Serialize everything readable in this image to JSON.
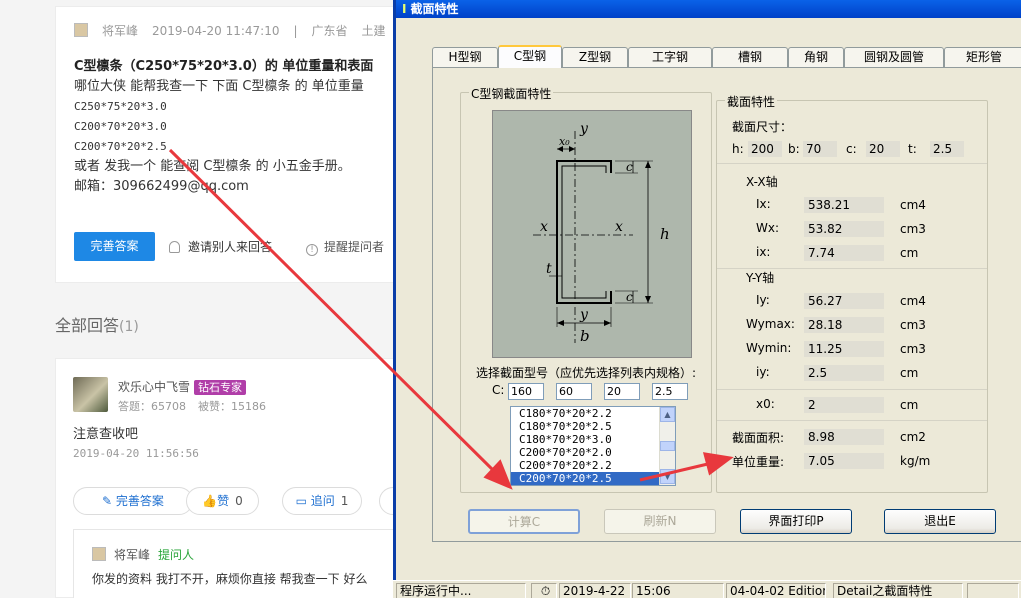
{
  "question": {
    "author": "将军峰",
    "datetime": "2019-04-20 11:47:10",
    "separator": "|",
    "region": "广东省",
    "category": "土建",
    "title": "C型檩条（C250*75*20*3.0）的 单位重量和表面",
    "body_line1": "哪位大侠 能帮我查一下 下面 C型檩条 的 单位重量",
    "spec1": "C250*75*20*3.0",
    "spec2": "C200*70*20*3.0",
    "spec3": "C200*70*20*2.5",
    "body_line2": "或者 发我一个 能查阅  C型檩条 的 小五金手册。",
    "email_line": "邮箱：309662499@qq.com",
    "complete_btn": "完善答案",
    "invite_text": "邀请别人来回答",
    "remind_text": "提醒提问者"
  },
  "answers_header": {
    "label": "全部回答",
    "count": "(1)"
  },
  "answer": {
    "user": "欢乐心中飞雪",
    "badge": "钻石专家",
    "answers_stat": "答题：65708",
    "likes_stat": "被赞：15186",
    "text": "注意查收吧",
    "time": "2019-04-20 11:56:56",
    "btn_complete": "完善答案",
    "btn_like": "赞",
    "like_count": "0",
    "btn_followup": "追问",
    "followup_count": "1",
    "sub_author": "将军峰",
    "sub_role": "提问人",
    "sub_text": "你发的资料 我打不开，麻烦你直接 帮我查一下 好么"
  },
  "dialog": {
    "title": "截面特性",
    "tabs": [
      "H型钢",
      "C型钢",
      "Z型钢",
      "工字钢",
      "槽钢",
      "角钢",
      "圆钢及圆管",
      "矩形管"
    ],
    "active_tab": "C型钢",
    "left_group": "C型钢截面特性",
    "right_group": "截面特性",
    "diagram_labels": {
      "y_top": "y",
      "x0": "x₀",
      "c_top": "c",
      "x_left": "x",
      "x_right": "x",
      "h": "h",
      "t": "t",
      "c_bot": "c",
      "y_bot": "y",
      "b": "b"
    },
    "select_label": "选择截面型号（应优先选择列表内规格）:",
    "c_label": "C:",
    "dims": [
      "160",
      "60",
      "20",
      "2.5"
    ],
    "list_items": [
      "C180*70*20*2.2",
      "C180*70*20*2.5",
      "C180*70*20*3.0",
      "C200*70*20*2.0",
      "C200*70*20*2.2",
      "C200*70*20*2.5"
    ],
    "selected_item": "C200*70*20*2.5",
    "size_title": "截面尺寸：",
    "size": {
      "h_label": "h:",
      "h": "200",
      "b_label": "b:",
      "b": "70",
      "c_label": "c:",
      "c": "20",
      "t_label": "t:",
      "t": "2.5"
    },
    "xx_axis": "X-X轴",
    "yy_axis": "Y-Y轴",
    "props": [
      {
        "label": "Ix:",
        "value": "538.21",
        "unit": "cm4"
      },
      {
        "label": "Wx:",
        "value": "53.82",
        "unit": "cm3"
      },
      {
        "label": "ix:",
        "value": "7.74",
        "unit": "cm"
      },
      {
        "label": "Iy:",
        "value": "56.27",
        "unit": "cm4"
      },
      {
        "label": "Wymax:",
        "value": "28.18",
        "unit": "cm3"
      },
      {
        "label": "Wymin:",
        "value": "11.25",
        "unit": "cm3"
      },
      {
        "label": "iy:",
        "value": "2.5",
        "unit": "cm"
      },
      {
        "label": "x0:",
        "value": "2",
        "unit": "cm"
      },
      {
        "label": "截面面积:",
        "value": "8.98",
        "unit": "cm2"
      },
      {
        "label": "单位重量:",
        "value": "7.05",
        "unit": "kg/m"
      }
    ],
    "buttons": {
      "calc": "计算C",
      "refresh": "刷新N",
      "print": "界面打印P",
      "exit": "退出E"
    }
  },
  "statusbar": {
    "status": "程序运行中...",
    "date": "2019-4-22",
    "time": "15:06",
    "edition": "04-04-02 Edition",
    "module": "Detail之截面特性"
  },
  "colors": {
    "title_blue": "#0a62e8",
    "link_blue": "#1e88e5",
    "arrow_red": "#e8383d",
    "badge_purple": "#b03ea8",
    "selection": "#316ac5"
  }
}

==*==

Every record above must be given again exactly; drop the pictures.

Serialize everything readable in this image to JSON.
{
  "question": {
    "author": "将军峰",
    "datetime": "2019-04-20 11:47:10",
    "separator": "|",
    "region": "广东省",
    "category": "土建",
    "title": "C型檩条（C250*75*20*3.0）的 单位重量和表面",
    "body_line1": "哪位大侠 能帮我查一下 下面 C型檩条 的 单位重量",
    "spec1": "C250*75*20*3.0",
    "spec2": "C200*70*20*3.0",
    "spec3": "C200*70*20*2.5",
    "body_line2": "或者 发我一个 能查阅  C型檩条 的 小五金手册。",
    "email_line": "邮箱：309662499@qq.com",
    "complete_btn": "完善答案",
    "invite_text": "邀请别人来回答",
    "remind_text": "提醒提问者"
  },
  "answers_header": {
    "label": "全部回答",
    "count": "(1)"
  },
  "answer": {
    "user": "欢乐心中飞雪",
    "badge": "钻石专家",
    "answers_stat": "答题：65708",
    "likes_stat": "被赞：15186",
    "text": "注意查收吧",
    "time": "2019-04-20 11:56:56",
    "btn_complete": "完善答案",
    "btn_like": "赞",
    "like_count": "0",
    "btn_followup": "追问",
    "followup_count": "1",
    "sub_author": "将军峰",
    "sub_role": "提问人",
    "sub_text": "你发的资料 我打不开，麻烦你直接 帮我查一下 好么"
  },
  "dialog": {
    "title": "截面特性",
    "tabs": [
      "H型钢",
      "C型钢",
      "Z型钢",
      "工字钢",
      "槽钢",
      "角钢",
      "圆钢及圆管",
      "矩形管"
    ],
    "active_tab": "C型钢",
    "left_group": "C型钢截面特性",
    "right_group": "截面特性",
    "diagram_labels": {
      "y_top": "y",
      "x0": "x₀",
      "c_top": "c",
      "x_left": "x",
      "x_right": "x",
      "h": "h",
      "t": "t",
      "c_bot": "c",
      "y_bot": "y",
      "b": "b"
    },
    "select_label": "选择截面型号（应优先选择列表内规格）:",
    "c_label": "C:",
    "dims": [
      "160",
      "60",
      "20",
      "2.5"
    ],
    "list_items": [
      "C180*70*20*2.2",
      "C180*70*20*2.5",
      "C180*70*20*3.0",
      "C200*70*20*2.0",
      "C200*70*20*2.2",
      "C200*70*20*2.5"
    ],
    "selected_item": "C200*70*20*2.5",
    "size_title": "截面尺寸：",
    "size": {
      "h_label": "h:",
      "h": "200",
      "b_label": "b:",
      "b": "70",
      "c_label": "c:",
      "c": "20",
      "t_label": "t:",
      "t": "2.5"
    },
    "xx_axis": "X-X轴",
    "yy_axis": "Y-Y轴",
    "props": [
      {
        "label": "Ix:",
        "value": "538.21",
        "unit": "cm4"
      },
      {
        "label": "Wx:",
        "value": "53.82",
        "unit": "cm3"
      },
      {
        "label": "ix:",
        "value": "7.74",
        "unit": "cm"
      },
      {
        "label": "Iy:",
        "value": "56.27",
        "unit": "cm4"
      },
      {
        "label": "Wymax:",
        "value": "28.18",
        "unit": "cm3"
      },
      {
        "label": "Wymin:",
        "value": "11.25",
        "unit": "cm3"
      },
      {
        "label": "iy:",
        "value": "2.5",
        "unit": "cm"
      },
      {
        "label": "x0:",
        "value": "2",
        "unit": "cm"
      },
      {
        "label": "截面面积:",
        "value": "8.98",
        "unit": "cm2"
      },
      {
        "label": "单位重量:",
        "value": "7.05",
        "unit": "kg/m"
      }
    ],
    "buttons": {
      "calc": "计算C",
      "refresh": "刷新N",
      "print": "界面打印P",
      "exit": "退出E"
    }
  },
  "statusbar": {
    "status": "程序运行中...",
    "date": "2019-4-22",
    "time": "15:06",
    "edition": "04-04-02 Edition",
    "module": "Detail之截面特性"
  },
  "colors": {
    "title_blue": "#0a62e8",
    "link_blue": "#1e88e5",
    "arrow_red": "#e8383d",
    "badge_purple": "#b03ea8",
    "selection": "#316ac5"
  }
}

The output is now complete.